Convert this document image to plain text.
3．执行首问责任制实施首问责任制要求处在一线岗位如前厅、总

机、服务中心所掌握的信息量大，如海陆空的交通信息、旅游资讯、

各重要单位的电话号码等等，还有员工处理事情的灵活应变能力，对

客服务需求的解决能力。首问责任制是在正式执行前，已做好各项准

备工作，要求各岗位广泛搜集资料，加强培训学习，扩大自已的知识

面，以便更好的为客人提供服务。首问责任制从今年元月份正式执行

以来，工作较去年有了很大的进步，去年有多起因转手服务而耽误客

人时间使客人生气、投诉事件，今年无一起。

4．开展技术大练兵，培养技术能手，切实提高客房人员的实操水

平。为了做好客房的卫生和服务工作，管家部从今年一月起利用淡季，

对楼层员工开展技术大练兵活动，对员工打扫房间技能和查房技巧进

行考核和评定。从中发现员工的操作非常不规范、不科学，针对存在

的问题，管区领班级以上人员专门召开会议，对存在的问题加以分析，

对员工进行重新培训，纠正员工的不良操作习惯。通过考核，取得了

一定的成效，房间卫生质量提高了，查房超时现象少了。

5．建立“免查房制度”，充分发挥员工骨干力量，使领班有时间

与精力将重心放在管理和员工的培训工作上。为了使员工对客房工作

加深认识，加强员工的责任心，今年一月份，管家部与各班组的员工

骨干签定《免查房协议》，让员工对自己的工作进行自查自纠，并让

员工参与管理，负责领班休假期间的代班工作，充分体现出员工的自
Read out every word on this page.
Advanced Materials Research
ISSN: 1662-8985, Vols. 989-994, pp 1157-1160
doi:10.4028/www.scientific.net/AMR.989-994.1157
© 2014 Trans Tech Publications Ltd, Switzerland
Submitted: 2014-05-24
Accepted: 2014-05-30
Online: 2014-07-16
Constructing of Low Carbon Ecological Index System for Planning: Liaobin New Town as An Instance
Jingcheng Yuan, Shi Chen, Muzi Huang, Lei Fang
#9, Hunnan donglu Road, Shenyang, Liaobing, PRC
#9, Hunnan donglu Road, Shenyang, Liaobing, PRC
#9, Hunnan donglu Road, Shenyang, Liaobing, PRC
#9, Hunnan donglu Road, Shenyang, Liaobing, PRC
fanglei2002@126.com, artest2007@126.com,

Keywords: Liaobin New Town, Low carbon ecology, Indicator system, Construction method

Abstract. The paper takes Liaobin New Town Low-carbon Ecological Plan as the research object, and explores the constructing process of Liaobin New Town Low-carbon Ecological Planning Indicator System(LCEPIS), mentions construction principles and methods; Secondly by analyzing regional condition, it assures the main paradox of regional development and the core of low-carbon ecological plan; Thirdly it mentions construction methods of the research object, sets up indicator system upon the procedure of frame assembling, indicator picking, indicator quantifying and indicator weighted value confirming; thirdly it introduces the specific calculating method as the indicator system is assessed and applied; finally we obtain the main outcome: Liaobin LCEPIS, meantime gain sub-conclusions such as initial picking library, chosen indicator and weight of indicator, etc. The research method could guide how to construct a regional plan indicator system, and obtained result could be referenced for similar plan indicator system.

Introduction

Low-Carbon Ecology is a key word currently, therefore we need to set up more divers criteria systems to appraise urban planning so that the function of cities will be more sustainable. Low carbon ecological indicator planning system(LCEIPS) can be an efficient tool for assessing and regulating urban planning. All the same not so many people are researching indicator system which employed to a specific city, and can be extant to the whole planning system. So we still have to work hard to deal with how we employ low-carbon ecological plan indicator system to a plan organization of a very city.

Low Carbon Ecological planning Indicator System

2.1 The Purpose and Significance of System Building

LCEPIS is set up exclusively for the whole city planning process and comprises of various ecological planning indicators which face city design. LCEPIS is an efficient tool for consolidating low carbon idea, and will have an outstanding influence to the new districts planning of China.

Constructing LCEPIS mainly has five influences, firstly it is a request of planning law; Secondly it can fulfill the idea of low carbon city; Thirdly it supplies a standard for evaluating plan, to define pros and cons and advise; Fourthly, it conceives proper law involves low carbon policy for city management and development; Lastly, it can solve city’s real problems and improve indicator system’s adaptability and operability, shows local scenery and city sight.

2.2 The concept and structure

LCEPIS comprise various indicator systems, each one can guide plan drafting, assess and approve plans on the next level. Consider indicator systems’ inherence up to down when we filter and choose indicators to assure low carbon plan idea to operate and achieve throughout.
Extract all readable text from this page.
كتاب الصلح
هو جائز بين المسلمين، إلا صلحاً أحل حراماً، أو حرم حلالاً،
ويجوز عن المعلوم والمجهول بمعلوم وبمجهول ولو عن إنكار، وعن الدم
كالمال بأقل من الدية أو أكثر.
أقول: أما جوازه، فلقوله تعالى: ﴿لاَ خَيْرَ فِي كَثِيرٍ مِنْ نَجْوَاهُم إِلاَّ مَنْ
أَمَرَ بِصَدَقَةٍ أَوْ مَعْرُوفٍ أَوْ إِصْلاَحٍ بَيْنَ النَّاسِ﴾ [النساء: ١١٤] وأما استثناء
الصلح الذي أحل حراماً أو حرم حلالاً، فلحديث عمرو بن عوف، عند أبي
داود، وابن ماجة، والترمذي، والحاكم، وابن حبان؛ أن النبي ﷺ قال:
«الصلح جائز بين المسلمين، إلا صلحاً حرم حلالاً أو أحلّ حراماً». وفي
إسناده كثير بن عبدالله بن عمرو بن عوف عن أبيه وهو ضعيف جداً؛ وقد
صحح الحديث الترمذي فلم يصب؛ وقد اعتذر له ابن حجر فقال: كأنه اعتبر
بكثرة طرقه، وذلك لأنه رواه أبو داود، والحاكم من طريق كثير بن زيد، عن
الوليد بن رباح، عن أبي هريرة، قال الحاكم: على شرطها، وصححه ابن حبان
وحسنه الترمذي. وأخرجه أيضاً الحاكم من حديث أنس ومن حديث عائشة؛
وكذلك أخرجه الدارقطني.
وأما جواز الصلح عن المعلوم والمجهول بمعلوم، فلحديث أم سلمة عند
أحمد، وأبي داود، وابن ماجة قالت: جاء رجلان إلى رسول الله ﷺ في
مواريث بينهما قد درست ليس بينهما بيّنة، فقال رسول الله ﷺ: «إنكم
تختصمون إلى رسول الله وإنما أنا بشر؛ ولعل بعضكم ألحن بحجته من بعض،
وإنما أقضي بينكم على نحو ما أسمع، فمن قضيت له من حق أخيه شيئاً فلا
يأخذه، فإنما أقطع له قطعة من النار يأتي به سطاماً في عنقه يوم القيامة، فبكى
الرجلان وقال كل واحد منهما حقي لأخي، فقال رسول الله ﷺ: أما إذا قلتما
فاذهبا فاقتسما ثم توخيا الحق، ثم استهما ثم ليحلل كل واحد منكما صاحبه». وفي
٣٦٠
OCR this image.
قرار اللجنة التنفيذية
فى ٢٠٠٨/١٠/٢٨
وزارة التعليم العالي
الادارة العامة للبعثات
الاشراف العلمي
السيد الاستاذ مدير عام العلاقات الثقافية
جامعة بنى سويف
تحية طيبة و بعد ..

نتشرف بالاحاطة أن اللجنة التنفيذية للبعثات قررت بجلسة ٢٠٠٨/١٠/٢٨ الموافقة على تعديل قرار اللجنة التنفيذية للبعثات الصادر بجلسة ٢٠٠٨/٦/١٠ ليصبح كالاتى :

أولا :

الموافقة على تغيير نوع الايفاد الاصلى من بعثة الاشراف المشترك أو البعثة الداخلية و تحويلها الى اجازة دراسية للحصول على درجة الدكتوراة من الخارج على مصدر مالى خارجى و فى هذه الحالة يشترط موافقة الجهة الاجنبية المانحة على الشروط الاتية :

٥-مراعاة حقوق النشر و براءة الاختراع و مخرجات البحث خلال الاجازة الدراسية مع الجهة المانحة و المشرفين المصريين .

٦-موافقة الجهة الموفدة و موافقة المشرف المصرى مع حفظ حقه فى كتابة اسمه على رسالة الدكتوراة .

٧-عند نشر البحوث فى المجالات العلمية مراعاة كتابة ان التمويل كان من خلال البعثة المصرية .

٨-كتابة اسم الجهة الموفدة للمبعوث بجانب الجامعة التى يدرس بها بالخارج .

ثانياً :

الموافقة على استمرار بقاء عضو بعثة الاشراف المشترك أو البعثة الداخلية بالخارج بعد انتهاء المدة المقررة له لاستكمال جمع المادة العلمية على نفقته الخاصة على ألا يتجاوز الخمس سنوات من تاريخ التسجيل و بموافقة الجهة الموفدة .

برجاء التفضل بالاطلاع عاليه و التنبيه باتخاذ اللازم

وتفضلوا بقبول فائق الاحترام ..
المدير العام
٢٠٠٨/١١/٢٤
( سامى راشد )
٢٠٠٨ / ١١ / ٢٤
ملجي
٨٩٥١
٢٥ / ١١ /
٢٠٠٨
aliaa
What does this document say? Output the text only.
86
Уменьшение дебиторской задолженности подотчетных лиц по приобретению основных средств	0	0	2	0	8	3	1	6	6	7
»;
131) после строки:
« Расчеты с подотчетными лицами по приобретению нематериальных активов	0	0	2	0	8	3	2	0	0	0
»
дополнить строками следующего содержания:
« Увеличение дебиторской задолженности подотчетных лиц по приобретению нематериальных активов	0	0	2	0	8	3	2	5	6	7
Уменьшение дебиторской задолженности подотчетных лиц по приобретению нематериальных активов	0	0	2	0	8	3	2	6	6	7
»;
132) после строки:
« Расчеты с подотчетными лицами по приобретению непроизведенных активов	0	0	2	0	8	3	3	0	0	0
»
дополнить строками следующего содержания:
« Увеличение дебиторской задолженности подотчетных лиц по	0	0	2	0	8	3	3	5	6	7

──────────

▶ THE PROBLEM:
Quote only the lines from the line containing "What does this" through the end of the listing, please, keeping both the first and the last line.

▶ WRITTEN SOLUTION:
What does this document say? Output the text only.
86
Уменьшение дебиторской задолженности подотчетных лиц по приобретению основных средств	0	0	2	0	8	3	1	6	6	7
»;
131) после строки:
« Расчеты с подотчетными лицами по приобретению нематериальных активов	0	0	2	0	8	3	2	0	0	0
»
дополнить строками следующего содержания:
« Увеличение дебиторской задолженности подотчетных лиц по приобретению нематериальных активов	0	0	2	0	8	3	2	5	6	7
Уменьшение дебиторской задолженности подотчетных лиц по приобретению нематериальных активов	0	0	2	0	8	3	2	6	6	7
»;
132) после строки:
« Расчеты с подотчетными лицами по приобретению непроизведенных активов	0	0	2	0	8	3	3	0	0	0
»
дополнить строками следующего содержания:
« Увеличение дебиторской задолженности подотчетных лиц по	0	0	2	0	8	3	3	5	6	7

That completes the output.